**TASK INSTRUCTIONS**
Each line that includes "JSON" counts once; give the total and nothing besides.

**EXERCISE MATERIALS**
---

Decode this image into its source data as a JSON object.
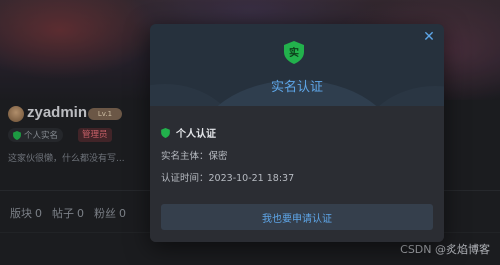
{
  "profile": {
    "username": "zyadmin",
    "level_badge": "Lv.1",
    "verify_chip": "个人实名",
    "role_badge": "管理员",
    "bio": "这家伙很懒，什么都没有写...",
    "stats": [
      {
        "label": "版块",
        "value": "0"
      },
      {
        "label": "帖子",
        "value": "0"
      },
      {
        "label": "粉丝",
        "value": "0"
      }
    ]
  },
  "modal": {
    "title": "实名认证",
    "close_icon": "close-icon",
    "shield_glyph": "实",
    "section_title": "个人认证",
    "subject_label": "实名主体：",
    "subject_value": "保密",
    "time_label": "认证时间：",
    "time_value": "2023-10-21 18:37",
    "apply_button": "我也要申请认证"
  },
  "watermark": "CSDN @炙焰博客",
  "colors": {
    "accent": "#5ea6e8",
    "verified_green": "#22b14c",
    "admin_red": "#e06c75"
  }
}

---

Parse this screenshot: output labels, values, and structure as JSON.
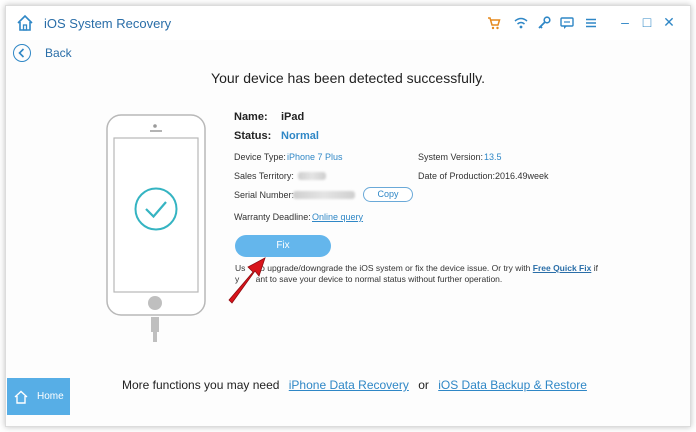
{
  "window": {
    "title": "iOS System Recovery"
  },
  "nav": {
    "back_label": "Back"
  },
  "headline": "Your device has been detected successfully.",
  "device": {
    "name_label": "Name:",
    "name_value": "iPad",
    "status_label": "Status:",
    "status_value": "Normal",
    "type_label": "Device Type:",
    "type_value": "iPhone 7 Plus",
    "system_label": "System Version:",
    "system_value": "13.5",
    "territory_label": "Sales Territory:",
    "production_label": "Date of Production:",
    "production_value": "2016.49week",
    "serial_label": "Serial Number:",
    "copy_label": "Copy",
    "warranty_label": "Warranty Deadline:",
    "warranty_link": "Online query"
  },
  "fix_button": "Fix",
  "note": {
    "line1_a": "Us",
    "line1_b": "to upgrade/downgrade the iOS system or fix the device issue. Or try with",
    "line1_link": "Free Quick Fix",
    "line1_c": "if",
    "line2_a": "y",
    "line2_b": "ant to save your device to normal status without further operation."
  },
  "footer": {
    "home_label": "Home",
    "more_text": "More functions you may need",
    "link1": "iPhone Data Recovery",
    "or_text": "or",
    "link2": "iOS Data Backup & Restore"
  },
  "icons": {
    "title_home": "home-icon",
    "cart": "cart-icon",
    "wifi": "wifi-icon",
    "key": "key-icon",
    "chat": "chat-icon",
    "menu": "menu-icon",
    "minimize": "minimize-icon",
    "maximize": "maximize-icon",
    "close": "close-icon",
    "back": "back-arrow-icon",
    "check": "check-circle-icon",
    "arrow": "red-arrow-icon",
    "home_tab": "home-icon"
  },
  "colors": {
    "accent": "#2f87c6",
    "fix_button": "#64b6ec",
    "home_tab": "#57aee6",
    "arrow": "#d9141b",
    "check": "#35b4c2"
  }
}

---

**FINAL ANSWER**
2